STORED RECORDS:
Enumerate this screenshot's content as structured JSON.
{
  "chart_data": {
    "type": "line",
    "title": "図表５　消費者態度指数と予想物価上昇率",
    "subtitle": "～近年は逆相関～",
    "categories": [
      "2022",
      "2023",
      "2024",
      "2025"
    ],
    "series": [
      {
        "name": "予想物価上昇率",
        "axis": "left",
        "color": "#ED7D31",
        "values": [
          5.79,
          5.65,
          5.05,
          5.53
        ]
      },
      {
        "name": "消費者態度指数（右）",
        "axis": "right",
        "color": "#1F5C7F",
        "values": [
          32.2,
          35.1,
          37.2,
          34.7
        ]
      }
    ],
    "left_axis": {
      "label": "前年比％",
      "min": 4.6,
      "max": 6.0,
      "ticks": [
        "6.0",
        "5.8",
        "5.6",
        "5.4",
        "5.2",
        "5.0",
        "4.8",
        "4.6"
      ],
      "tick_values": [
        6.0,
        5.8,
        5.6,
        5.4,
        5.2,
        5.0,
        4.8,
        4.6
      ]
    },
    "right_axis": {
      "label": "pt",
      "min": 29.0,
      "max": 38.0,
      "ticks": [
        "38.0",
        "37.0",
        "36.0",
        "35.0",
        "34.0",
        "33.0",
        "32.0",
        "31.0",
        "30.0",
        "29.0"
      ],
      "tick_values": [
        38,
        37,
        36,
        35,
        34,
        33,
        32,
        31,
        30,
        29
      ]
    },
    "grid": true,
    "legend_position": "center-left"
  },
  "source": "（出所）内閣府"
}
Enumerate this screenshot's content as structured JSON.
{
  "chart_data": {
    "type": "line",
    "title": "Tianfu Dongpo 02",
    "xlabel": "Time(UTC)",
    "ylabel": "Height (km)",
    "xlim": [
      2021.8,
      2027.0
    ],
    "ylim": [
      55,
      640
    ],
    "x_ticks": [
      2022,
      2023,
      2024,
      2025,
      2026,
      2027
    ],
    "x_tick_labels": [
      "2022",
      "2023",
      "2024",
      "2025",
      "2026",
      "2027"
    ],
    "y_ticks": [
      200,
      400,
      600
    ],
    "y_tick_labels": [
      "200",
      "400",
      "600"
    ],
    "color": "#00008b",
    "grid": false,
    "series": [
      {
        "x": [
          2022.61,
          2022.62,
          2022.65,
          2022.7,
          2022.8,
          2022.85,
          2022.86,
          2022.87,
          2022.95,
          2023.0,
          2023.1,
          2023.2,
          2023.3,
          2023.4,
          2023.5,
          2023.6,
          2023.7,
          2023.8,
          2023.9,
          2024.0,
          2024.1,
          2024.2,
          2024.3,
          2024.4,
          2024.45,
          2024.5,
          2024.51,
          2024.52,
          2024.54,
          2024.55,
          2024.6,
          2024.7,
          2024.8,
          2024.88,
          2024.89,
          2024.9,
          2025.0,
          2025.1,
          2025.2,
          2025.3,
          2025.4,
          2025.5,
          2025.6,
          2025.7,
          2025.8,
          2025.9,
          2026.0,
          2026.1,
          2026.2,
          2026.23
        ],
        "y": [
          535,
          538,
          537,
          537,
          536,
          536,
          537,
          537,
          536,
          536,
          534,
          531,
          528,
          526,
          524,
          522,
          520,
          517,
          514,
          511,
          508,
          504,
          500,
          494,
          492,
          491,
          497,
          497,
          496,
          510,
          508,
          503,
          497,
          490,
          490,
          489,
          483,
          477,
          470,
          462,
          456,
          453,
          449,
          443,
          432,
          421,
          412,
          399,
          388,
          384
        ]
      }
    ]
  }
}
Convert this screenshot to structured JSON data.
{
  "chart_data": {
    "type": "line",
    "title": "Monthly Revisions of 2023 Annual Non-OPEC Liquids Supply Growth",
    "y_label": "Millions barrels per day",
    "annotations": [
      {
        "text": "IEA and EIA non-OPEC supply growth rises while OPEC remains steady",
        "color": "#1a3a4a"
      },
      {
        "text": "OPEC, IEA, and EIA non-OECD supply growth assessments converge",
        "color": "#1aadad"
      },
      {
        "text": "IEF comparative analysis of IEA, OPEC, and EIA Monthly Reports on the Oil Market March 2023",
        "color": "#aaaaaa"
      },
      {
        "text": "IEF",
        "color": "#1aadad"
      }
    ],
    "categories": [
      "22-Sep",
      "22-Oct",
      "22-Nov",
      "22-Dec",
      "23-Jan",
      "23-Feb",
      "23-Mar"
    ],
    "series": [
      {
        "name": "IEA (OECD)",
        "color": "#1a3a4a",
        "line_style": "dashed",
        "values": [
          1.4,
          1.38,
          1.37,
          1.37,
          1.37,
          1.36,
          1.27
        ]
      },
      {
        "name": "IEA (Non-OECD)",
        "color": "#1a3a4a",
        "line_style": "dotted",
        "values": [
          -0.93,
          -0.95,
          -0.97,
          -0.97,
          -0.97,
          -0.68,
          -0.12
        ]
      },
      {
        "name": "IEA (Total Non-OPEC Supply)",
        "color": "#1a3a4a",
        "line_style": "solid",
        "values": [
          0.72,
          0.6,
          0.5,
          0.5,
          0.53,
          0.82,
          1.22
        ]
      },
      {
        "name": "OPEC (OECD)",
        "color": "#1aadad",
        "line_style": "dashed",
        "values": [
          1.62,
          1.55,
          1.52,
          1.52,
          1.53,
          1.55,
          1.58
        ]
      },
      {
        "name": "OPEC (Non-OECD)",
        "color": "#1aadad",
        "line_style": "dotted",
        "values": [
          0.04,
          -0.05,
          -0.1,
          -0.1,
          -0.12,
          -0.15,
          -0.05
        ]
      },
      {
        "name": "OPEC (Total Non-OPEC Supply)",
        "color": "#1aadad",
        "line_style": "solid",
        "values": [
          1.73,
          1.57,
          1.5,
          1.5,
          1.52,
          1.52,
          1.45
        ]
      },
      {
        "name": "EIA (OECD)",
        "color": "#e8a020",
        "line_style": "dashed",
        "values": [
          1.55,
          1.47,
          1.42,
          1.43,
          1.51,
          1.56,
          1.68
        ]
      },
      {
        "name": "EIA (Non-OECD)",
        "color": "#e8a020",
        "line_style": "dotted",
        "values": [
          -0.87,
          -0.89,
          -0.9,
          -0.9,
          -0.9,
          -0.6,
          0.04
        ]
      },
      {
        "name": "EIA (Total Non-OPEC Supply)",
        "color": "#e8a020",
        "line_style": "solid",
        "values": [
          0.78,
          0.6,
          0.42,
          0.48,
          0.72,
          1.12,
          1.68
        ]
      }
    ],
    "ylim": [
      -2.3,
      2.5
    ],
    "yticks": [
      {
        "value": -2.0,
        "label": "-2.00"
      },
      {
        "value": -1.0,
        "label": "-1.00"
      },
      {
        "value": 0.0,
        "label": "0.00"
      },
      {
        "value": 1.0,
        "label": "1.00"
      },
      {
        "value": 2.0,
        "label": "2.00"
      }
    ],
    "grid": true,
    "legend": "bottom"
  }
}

GIVEN EXERCISE: Filter the records down to the lines that contain the string "Monthly", and copy those lines.

ANSWER FOR THE TASK:
    "title": "Monthly Revisions of 2023 Annual Non-OPEC Liquids Supply Growth",
        "text": "IEF comparative analysis of IEA, OPEC, and EIA Monthly Reports on the Oil Market March 2023",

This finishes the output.